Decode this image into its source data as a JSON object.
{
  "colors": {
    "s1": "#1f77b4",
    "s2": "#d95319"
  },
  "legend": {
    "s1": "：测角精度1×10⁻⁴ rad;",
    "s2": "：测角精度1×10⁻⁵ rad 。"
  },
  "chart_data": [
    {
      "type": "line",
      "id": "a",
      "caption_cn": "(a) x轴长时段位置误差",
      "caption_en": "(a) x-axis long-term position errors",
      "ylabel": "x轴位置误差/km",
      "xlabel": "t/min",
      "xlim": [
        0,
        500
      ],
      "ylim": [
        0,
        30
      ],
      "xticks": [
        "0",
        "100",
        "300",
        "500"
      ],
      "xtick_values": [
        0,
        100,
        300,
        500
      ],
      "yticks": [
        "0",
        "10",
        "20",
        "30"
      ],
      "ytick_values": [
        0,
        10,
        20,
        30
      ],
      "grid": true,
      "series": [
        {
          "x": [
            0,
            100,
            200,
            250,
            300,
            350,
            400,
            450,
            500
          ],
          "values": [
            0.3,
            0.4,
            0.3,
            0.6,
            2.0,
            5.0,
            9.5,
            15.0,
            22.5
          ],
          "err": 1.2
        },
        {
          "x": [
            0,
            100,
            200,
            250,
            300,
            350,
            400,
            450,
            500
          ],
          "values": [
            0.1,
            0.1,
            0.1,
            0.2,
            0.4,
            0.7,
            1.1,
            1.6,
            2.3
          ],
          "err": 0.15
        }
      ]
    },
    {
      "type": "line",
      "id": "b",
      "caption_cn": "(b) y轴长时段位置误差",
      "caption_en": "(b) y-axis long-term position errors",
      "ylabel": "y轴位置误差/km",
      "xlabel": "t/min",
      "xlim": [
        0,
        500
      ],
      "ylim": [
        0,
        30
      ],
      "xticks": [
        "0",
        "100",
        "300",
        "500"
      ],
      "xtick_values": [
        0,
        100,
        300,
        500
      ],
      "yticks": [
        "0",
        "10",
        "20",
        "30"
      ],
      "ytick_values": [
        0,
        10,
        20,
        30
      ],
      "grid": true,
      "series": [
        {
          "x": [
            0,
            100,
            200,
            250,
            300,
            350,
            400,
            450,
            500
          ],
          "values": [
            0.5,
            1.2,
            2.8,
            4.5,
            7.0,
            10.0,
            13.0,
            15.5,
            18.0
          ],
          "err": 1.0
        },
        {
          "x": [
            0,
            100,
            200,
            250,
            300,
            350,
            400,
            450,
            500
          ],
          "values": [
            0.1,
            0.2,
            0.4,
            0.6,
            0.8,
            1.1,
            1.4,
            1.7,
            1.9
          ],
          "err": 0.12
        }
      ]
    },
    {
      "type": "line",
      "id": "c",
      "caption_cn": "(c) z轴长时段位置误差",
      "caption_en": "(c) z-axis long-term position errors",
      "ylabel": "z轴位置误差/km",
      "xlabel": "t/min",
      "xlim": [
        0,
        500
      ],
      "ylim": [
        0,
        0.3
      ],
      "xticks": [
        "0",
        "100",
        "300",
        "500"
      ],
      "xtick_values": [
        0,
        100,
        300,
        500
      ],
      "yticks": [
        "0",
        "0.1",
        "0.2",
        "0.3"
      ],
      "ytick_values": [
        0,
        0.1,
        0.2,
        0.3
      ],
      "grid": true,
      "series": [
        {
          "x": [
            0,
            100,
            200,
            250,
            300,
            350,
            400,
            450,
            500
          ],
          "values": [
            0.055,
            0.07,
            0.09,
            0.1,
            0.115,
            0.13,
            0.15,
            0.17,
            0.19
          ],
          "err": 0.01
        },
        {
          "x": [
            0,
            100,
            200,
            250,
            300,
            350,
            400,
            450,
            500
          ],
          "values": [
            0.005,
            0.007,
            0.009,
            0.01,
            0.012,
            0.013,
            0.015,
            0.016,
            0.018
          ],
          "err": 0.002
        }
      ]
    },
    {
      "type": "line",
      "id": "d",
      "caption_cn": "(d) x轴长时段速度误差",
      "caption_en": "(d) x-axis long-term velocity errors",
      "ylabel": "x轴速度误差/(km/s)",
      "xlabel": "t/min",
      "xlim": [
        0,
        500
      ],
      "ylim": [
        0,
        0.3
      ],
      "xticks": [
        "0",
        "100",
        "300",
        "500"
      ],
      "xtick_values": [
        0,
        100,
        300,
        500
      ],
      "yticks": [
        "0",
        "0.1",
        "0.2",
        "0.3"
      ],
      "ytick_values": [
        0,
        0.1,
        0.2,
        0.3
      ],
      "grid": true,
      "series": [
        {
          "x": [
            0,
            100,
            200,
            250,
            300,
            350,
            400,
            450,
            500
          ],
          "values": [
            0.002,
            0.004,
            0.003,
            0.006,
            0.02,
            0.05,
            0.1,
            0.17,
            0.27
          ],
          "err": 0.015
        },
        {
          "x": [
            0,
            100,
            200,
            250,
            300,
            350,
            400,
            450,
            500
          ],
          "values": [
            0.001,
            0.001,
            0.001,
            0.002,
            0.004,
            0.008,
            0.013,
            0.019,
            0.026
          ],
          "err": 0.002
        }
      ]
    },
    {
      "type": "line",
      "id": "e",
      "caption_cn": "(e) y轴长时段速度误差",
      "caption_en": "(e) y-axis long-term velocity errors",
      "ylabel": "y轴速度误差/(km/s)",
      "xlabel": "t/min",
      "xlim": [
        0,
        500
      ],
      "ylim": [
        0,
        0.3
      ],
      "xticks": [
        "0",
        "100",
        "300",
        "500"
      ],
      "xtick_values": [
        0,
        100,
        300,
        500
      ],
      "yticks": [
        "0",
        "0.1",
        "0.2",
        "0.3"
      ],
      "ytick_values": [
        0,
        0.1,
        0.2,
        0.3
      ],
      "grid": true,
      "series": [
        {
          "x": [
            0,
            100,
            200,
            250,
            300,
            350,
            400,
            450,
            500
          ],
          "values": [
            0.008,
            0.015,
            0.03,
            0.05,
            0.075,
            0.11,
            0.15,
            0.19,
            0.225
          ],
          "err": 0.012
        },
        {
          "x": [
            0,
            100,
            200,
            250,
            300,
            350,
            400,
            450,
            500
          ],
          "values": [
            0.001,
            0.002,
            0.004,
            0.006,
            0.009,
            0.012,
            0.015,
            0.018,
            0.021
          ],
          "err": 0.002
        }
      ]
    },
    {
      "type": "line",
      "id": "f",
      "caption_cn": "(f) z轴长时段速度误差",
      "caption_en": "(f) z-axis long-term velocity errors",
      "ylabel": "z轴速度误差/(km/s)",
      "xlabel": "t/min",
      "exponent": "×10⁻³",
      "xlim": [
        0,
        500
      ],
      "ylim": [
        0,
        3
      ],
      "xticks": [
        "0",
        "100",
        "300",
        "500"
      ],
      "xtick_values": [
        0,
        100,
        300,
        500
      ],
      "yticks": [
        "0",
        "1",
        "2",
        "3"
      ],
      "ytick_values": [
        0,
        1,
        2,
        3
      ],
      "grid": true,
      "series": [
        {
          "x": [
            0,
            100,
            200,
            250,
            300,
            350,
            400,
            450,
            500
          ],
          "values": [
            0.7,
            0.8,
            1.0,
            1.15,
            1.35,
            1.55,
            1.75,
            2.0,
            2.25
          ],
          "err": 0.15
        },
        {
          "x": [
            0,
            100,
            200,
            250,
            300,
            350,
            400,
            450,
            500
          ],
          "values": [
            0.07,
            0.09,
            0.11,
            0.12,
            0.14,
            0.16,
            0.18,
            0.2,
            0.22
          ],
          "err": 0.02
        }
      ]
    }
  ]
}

● ● ● ● ●

| Task requirements |
From the entries, report each line that includes the word "axis".

| Right answer |
      "caption_en": "(a) x-axis long-term position errors",
      "caption_en": "(b) y-axis long-term position errors",
      "caption_en": "(c) z-axis long-term position errors",
      "caption_en": "(d) x-axis long-term velocity errors",
      "caption_en": "(e) y-axis long-term velocity errors",
      "caption_en": "(f) z-axis long-term velocity errors",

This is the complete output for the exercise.